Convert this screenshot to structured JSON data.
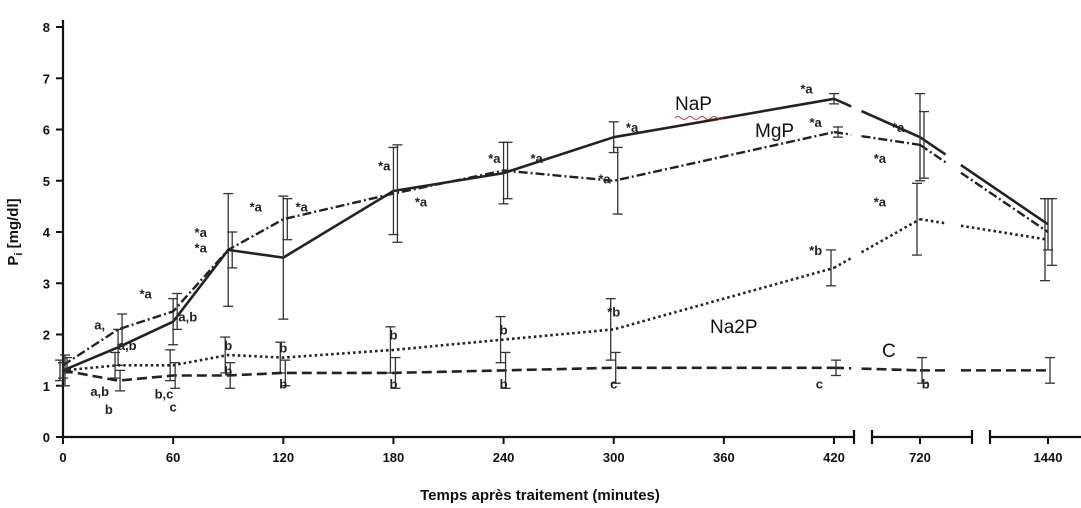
{
  "chart_data": {
    "type": "line",
    "xlabel": "Temps après traitement (minutes)",
    "ylabel_main": "P",
    "ylabel_sub": "i",
    "ylabel_rest": " [mg/dl]",
    "ylim": [
      0,
      8
    ],
    "y_ticks": [
      "0",
      "1",
      "2",
      "3",
      "4",
      "5",
      "6",
      "7",
      "8"
    ],
    "x_ticks": [
      "0",
      "60",
      "120",
      "180",
      "240",
      "300",
      "360",
      "420",
      "720",
      "1440"
    ],
    "axis_breaks": [
      "420-720",
      "720-1440"
    ],
    "grid": false,
    "legend": "inline labels",
    "series": [
      {
        "name": "NaP",
        "style": "solid",
        "x": [
          0,
          30,
          60,
          90,
          120,
          180,
          240,
          300,
          420,
          720,
          1440
        ],
        "y": [
          1.3,
          1.75,
          2.25,
          3.65,
          3.5,
          4.8,
          5.15,
          5.85,
          6.6,
          5.85,
          4.15
        ],
        "err": [
          0.15,
          0.35,
          0.45,
          1.1,
          1.2,
          0.85,
          0.6,
          0.3,
          0.1,
          0.85,
          0.5
        ]
      },
      {
        "name": "MgP",
        "style": "dash-dot",
        "x": [
          0,
          30,
          60,
          90,
          120,
          180,
          240,
          300,
          420,
          720,
          1440
        ],
        "y": [
          1.4,
          2.1,
          2.45,
          3.65,
          4.25,
          4.75,
          5.2,
          5.0,
          5.95,
          5.7,
          4.0
        ],
        "err": [
          0.15,
          0.3,
          0.35,
          0.35,
          0.4,
          0.95,
          0.55,
          0.65,
          0.1,
          0.65,
          0.65
        ]
      },
      {
        "name": "Na2P",
        "style": "dotted",
        "x": [
          0,
          30,
          60,
          90,
          120,
          180,
          240,
          300,
          420,
          720,
          1440
        ],
        "y": [
          1.3,
          1.4,
          1.4,
          1.6,
          1.55,
          1.7,
          1.9,
          2.1,
          3.3,
          4.25,
          3.85
        ],
        "err": [
          0.2,
          0.25,
          0.3,
          0.35,
          0.3,
          0.45,
          0.45,
          0.6,
          0.35,
          0.7,
          0.8
        ]
      },
      {
        "name": "C",
        "style": "dashed",
        "x": [
          0,
          30,
          60,
          90,
          120,
          180,
          240,
          300,
          420,
          720,
          1440
        ],
        "y": [
          1.3,
          1.1,
          1.2,
          1.2,
          1.25,
          1.25,
          1.3,
          1.35,
          1.35,
          1.3,
          1.3
        ],
        "err": [
          0.3,
          0.2,
          0.25,
          0.25,
          0.25,
          0.3,
          0.35,
          0.3,
          0.15,
          0.25,
          0.25
        ]
      }
    ],
    "annotations": [
      {
        "text": "*a",
        "x": 105,
        "y": 4.4
      },
      {
        "text": "*a",
        "x": 130,
        "y": 4.4
      },
      {
        "text": "*a",
        "x": 75,
        "y": 3.9
      },
      {
        "text": "*a",
        "x": 75,
        "y": 3.6
      },
      {
        "text": "*a",
        "x": 45,
        "y": 2.7
      },
      {
        "text": "a,",
        "x": 20,
        "y": 2.1
      },
      {
        "text": "a,b",
        "x": 68,
        "y": 2.25
      },
      {
        "text": "a,b",
        "x": 35,
        "y": 1.7
      },
      {
        "text": "*a",
        "x": 175,
        "y": 5.2
      },
      {
        "text": "*a",
        "x": 195,
        "y": 4.5
      },
      {
        "text": "*a",
        "x": 235,
        "y": 5.35
      },
      {
        "text": "*a",
        "x": 258,
        "y": 5.35
      },
      {
        "text": "*a",
        "x": 295,
        "y": 4.95
      },
      {
        "text": "*a",
        "x": 310,
        "y": 5.95
      },
      {
        "text": "*a",
        "x": 405,
        "y": 6.7
      },
      {
        "text": "*a",
        "x": 410,
        "y": 6.05
      },
      {
        "text": "*a",
        "x": 455,
        "y": 5.95
      },
      {
        "text": "*a",
        "x": 445,
        "y": 5.35
      },
      {
        "text": "*a",
        "x": 445,
        "y": 4.5
      },
      {
        "text": "*a",
        "x": 795,
        "y": 4.15
      },
      {
        "text": "*a",
        "x": 800,
        "y": 3.75
      },
      {
        "text": "*a",
        "x": 812,
        "y": 4.45
      },
      {
        "text": "*b",
        "x": 300,
        "y": 2.35
      },
      {
        "text": "*b",
        "x": 410,
        "y": 3.55
      },
      {
        "text": "b",
        "x": 90,
        "y": 1.7
      },
      {
        "text": "b",
        "x": 120,
        "y": 1.65
      },
      {
        "text": "b",
        "x": 180,
        "y": 1.9
      },
      {
        "text": "b",
        "x": 240,
        "y": 2.0
      },
      {
        "text": "b",
        "x": 90,
        "y": 1.2
      },
      {
        "text": "b",
        "x": 120,
        "y": 0.95
      },
      {
        "text": "b",
        "x": 180,
        "y": 0.95
      },
      {
        "text": "b",
        "x": 240,
        "y": 0.95
      },
      {
        "text": "b",
        "x": 470,
        "y": 0.95
      },
      {
        "text": "b",
        "x": 800,
        "y": 0.95
      },
      {
        "text": "a,b",
        "x": 20,
        "y": 0.8
      },
      {
        "text": "b",
        "x": 25,
        "y": 0.45
      },
      {
        "text": "b,c",
        "x": 55,
        "y": 0.75
      },
      {
        "text": "c",
        "x": 60,
        "y": 0.5
      },
      {
        "text": "c",
        "x": 300,
        "y": 0.95
      },
      {
        "text": "c",
        "x": 412,
        "y": 0.95
      }
    ]
  }
}
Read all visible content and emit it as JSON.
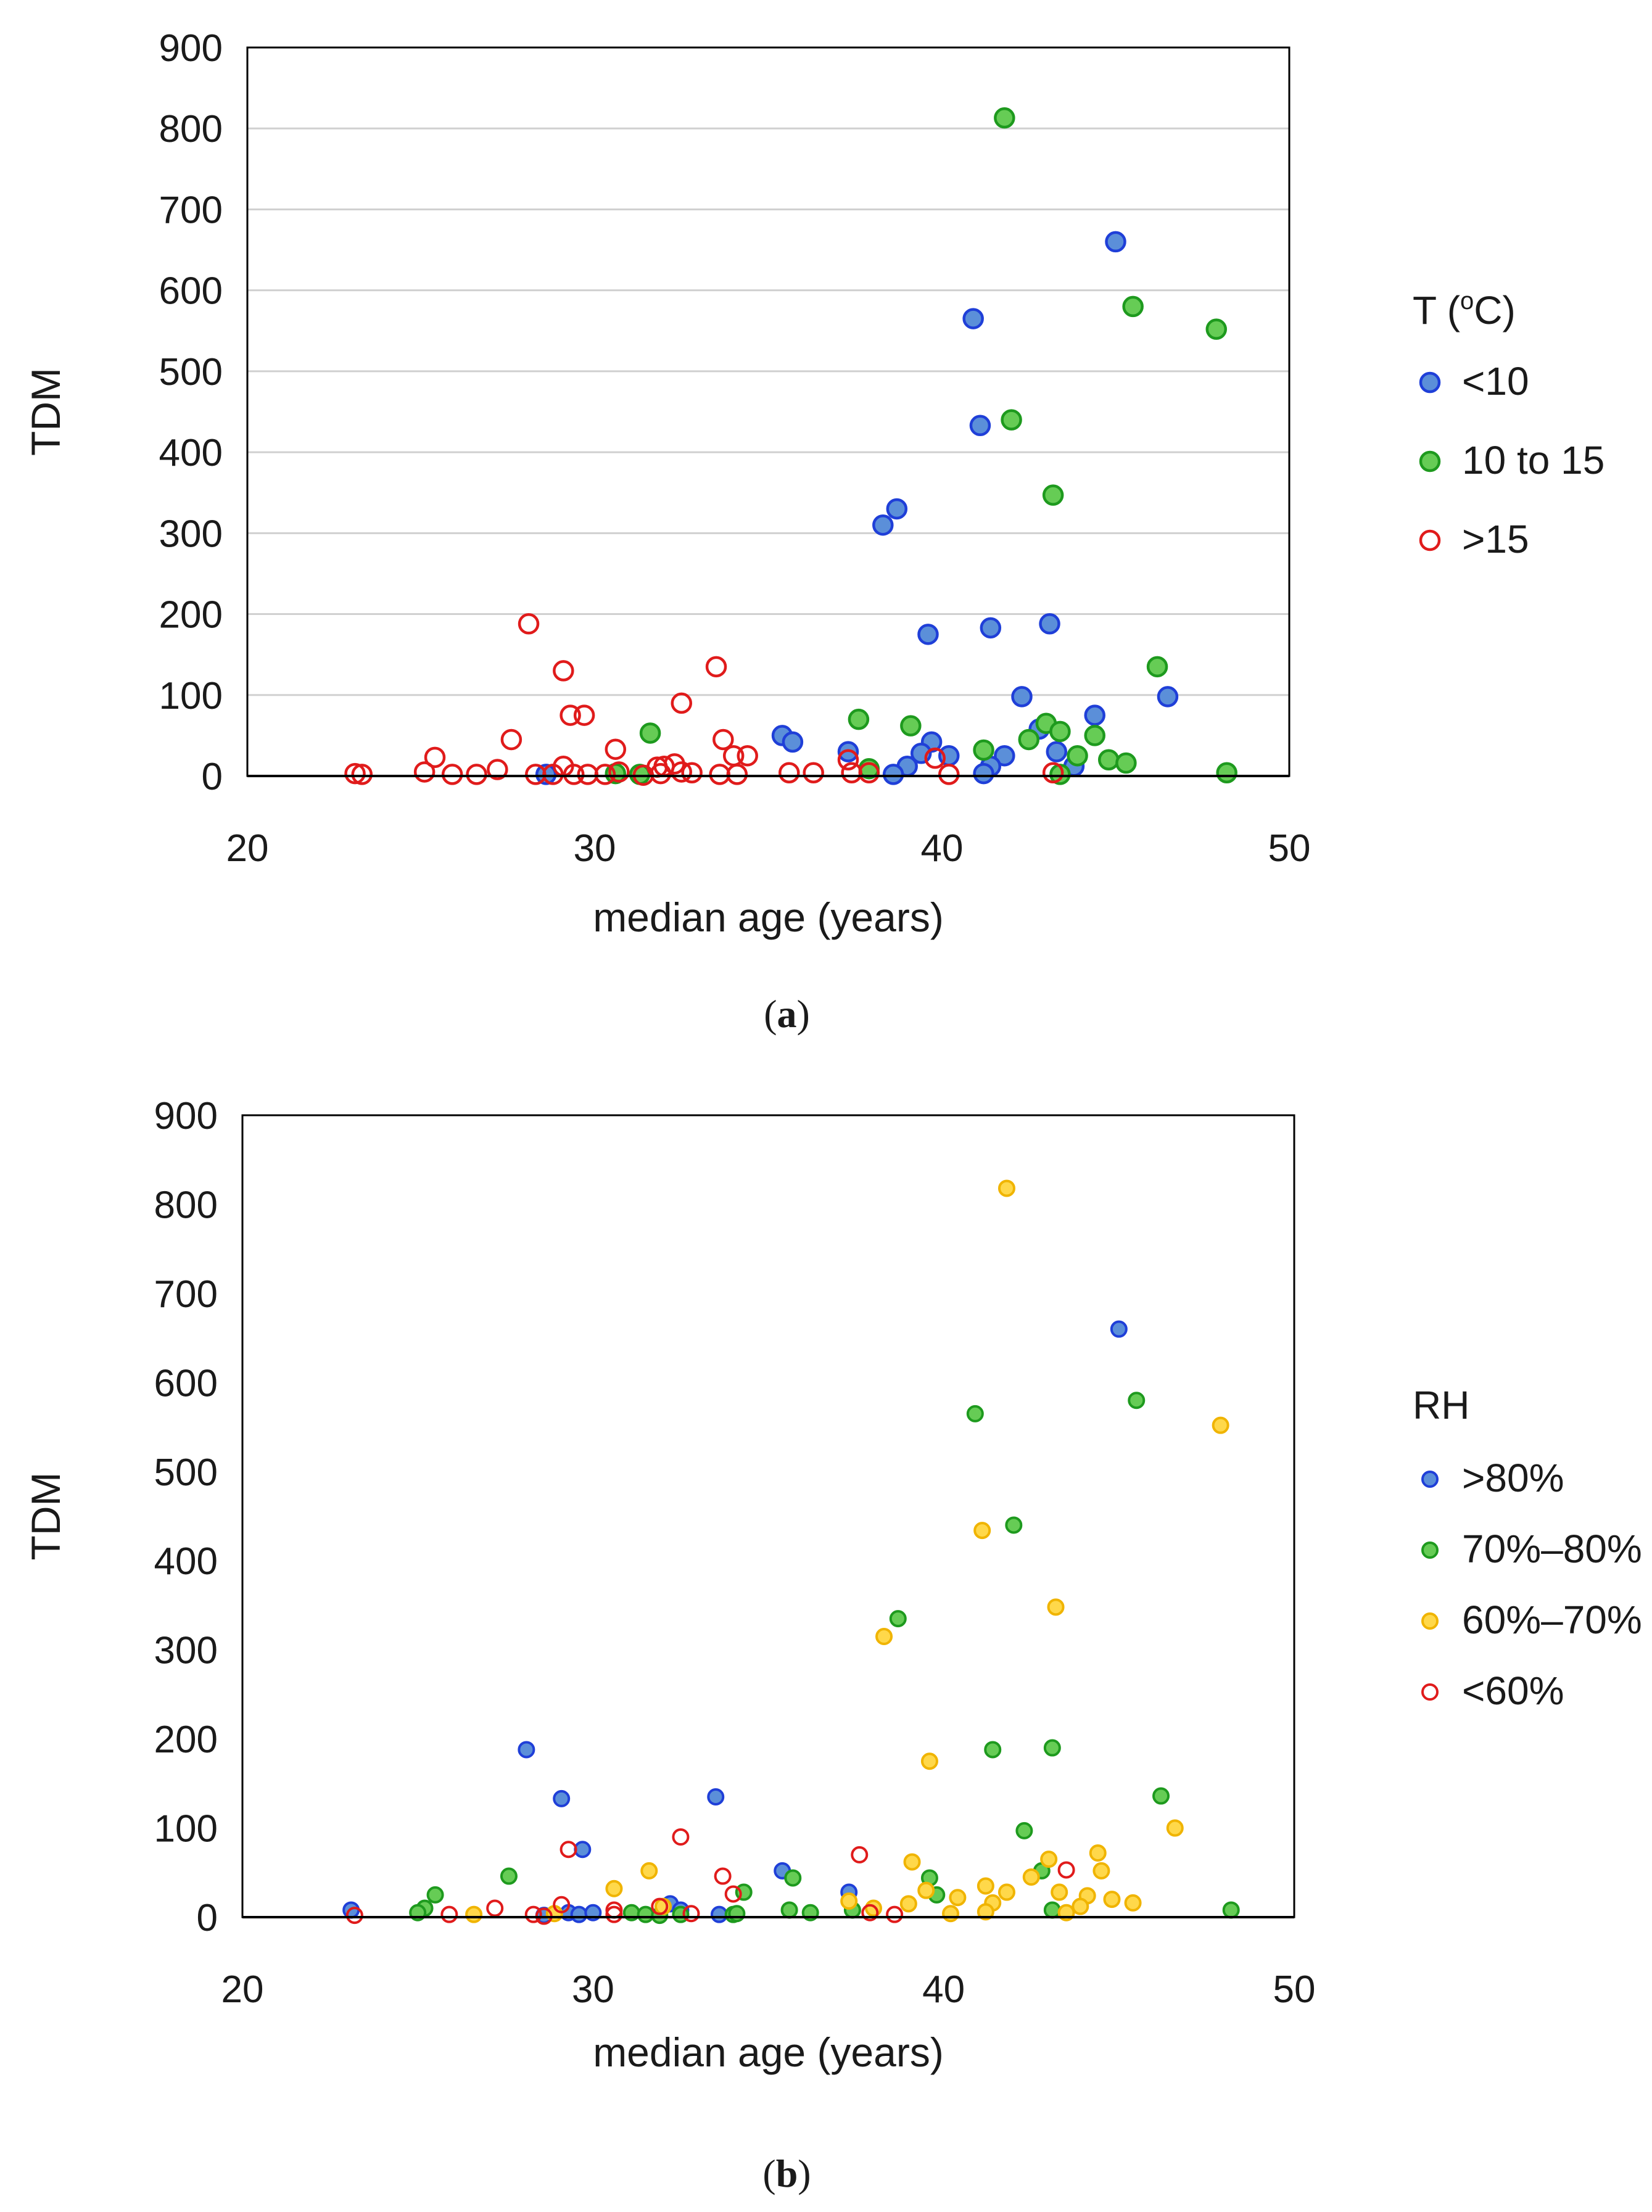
{
  "chart_data": [
    {
      "type": "scatter",
      "panel": "a",
      "caption_label": "a",
      "title": "",
      "xlabel": "median age (years)",
      "ylabel": "TDM",
      "xlim": [
        20,
        50
      ],
      "ylim": [
        0,
        900
      ],
      "xticks": [
        "20",
        "30",
        "40",
        "50"
      ],
      "yticks": [
        "0",
        "100",
        "200",
        "300",
        "400",
        "500",
        "600",
        "700",
        "800",
        "900"
      ],
      "grid": "horizontal",
      "legend": {
        "title_main": "T (",
        "title_sup": "o",
        "title_end": "C)",
        "placement": "right"
      },
      "series": [
        {
          "name": "<10",
          "stroke": "#1f3fd8",
          "fill": "#5b8fd9",
          "hollow": false,
          "points": [
            [
              45.0,
              660
            ],
            [
              40.9,
              565
            ],
            [
              41.1,
              433
            ],
            [
              38.7,
              330
            ],
            [
              38.3,
              310
            ],
            [
              43.1,
              188
            ],
            [
              41.4,
              183
            ],
            [
              39.6,
              175
            ],
            [
              42.3,
              98
            ],
            [
              44.4,
              75
            ],
            [
              46.5,
              98
            ],
            [
              35.4,
              50
            ],
            [
              35.7,
              42
            ],
            [
              37.3,
              30
            ],
            [
              39.7,
              42
            ],
            [
              39.4,
              28
            ],
            [
              40.2,
              25
            ],
            [
              41.8,
              25
            ],
            [
              43.3,
              30
            ],
            [
              42.8,
              58
            ],
            [
              43.8,
              12
            ],
            [
              41.4,
              12
            ],
            [
              39.0,
              12
            ],
            [
              41.2,
              3
            ],
            [
              38.6,
              2
            ],
            [
              28.6,
              2
            ]
          ]
        },
        {
          "name": "10 to 15",
          "stroke": "#1e9a1e",
          "fill": "#66cc55",
          "hollow": false,
          "points": [
            [
              41.8,
              813
            ],
            [
              45.5,
              580
            ],
            [
              47.9,
              552
            ],
            [
              42.0,
              440
            ],
            [
              43.2,
              347
            ],
            [
              46.2,
              135
            ],
            [
              37.6,
              70
            ],
            [
              39.1,
              62
            ],
            [
              31.6,
              53
            ],
            [
              43.0,
              65
            ],
            [
              43.4,
              55
            ],
            [
              44.4,
              50
            ],
            [
              42.5,
              45
            ],
            [
              41.2,
              32
            ],
            [
              43.9,
              25
            ],
            [
              44.8,
              20
            ],
            [
              45.3,
              16
            ],
            [
              37.9,
              9
            ],
            [
              48.2,
              4
            ],
            [
              30.6,
              3
            ],
            [
              31.3,
              2
            ],
            [
              43.4,
              2
            ]
          ]
        },
        {
          "name": ">15",
          "stroke": "#e01b1b",
          "fill": "none",
          "hollow": true,
          "points": [
            [
              28.1,
              188
            ],
            [
              33.5,
              135
            ],
            [
              29.1,
              130
            ],
            [
              32.5,
              90
            ],
            [
              29.3,
              75
            ],
            [
              29.7,
              75
            ],
            [
              27.6,
              45
            ],
            [
              33.7,
              45
            ],
            [
              30.6,
              33
            ],
            [
              34.0,
              25
            ],
            [
              34.4,
              25
            ],
            [
              25.4,
              23
            ],
            [
              32.3,
              15
            ],
            [
              37.3,
              20
            ],
            [
              39.8,
              22
            ],
            [
              31.8,
              11
            ],
            [
              32.0,
              12
            ],
            [
              29.1,
              12
            ],
            [
              27.2,
              8
            ],
            [
              30.7,
              5
            ],
            [
              25.1,
              5
            ],
            [
              31.9,
              3
            ],
            [
              32.5,
              5
            ],
            [
              32.8,
              4
            ],
            [
              35.6,
              4
            ],
            [
              36.3,
              4
            ],
            [
              37.4,
              4
            ],
            [
              37.9,
              4
            ],
            [
              23.1,
              3
            ],
            [
              23.3,
              2
            ],
            [
              26.6,
              2
            ],
            [
              25.9,
              2
            ],
            [
              28.3,
              2
            ],
            [
              28.8,
              2
            ],
            [
              29.4,
              2
            ],
            [
              29.8,
              2
            ],
            [
              30.3,
              2
            ],
            [
              31.4,
              1
            ],
            [
              33.6,
              2
            ],
            [
              34.1,
              2
            ],
            [
              40.2,
              2
            ],
            [
              43.2,
              4
            ]
          ]
        }
      ]
    },
    {
      "type": "scatter",
      "panel": "b",
      "caption_label": "b",
      "title": "",
      "xlabel": "median age (years)",
      "ylabel": "TDM",
      "xlim": [
        20,
        50
      ],
      "ylim": [
        0,
        900
      ],
      "xticks": [
        "20",
        "30",
        "40",
        "50"
      ],
      "yticks": [
        "0",
        "100",
        "200",
        "300",
        "400",
        "500",
        "600",
        "700",
        "800",
        "900"
      ],
      "grid": "none",
      "legend": {
        "title_main": "RH",
        "title_sup": "",
        "title_end": "",
        "placement": "right"
      },
      "series": [
        {
          "name": ">80%",
          "stroke": "#1f3fd8",
          "fill": "#5b8fd9",
          "hollow": false,
          "points": [
            [
              45.0,
              660
            ],
            [
              28.1,
              188
            ],
            [
              29.1,
              133
            ],
            [
              33.5,
              135
            ],
            [
              29.7,
              76
            ],
            [
              35.4,
              52
            ],
            [
              37.3,
              28
            ],
            [
              23.1,
              8
            ],
            [
              29.3,
              5
            ],
            [
              29.6,
              3
            ],
            [
              30.0,
              5
            ],
            [
              32.2,
              15
            ],
            [
              32.5,
              8
            ],
            [
              33.6,
              3
            ],
            [
              28.6,
              2
            ]
          ]
        },
        {
          "name": "70%–80%",
          "stroke": "#1e9a1e",
          "fill": "#66cc55",
          "hollow": false,
          "points": [
            [
              40.9,
              565
            ],
            [
              45.5,
              580
            ],
            [
              42.0,
              440
            ],
            [
              38.7,
              335
            ],
            [
              41.4,
              188
            ],
            [
              43.1,
              190
            ],
            [
              46.2,
              136
            ],
            [
              42.3,
              97
            ],
            [
              27.6,
              46
            ],
            [
              35.7,
              44
            ],
            [
              39.6,
              44
            ],
            [
              42.8,
              52
            ],
            [
              34.3,
              28
            ],
            [
              25.5,
              25
            ],
            [
              39.8,
              25
            ],
            [
              25.2,
              10
            ],
            [
              25.0,
              5
            ],
            [
              31.1,
              5
            ],
            [
              31.5,
              3
            ],
            [
              31.9,
              2
            ],
            [
              32.5,
              3
            ],
            [
              34.0,
              3
            ],
            [
              34.1,
              4
            ],
            [
              35.6,
              8
            ],
            [
              36.2,
              5
            ],
            [
              37.4,
              8
            ],
            [
              43.1,
              8
            ],
            [
              48.2,
              8
            ]
          ]
        },
        {
          "name": "60%–70%",
          "stroke": "#f0b400",
          "fill": "#ffd84a",
          "hollow": false,
          "points": [
            [
              41.8,
              818
            ],
            [
              47.9,
              552
            ],
            [
              41.1,
              434
            ],
            [
              43.2,
              348
            ],
            [
              38.3,
              315
            ],
            [
              39.6,
              175
            ],
            [
              46.6,
              100
            ],
            [
              44.4,
              72
            ],
            [
              43.0,
              65
            ],
            [
              39.1,
              62
            ],
            [
              31.6,
              52
            ],
            [
              44.5,
              52
            ],
            [
              42.5,
              45
            ],
            [
              30.6,
              32
            ],
            [
              41.2,
              35
            ],
            [
              39.5,
              30
            ],
            [
              41.8,
              28
            ],
            [
              43.3,
              28
            ],
            [
              40.4,
              22
            ],
            [
              44.1,
              24
            ],
            [
              44.8,
              20
            ],
            [
              45.4,
              16
            ],
            [
              41.4,
              16
            ],
            [
              37.3,
              18
            ],
            [
              39.0,
              15
            ],
            [
              38.0,
              10
            ],
            [
              43.9,
              12
            ],
            [
              26.6,
              3
            ],
            [
              40.2,
              4
            ],
            [
              41.2,
              6
            ],
            [
              43.5,
              5
            ],
            [
              32.0,
              12
            ],
            [
              28.9,
              4
            ]
          ]
        },
        {
          "name": "<60%",
          "stroke": "#e01b1b",
          "fill": "none",
          "hollow": true,
          "points": [
            [
              32.5,
              90
            ],
            [
              29.3,
              76
            ],
            [
              37.6,
              70
            ],
            [
              33.7,
              46
            ],
            [
              43.5,
              53
            ],
            [
              34.0,
              26
            ],
            [
              29.1,
              14
            ],
            [
              31.9,
              12
            ],
            [
              27.2,
              10
            ],
            [
              30.6,
              8
            ],
            [
              30.6,
              3
            ],
            [
              23.2,
              2
            ],
            [
              25.9,
              3
            ],
            [
              28.3,
              3
            ],
            [
              28.6,
              1
            ],
            [
              32.8,
              4
            ],
            [
              37.9,
              5
            ],
            [
              38.6,
              3
            ]
          ]
        }
      ]
    }
  ]
}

=-=-=

Go through the entries and return each line where the word "JSON" appears.

Convert this screenshot to structured JSON data.
Read all visible content and emit it as JSON.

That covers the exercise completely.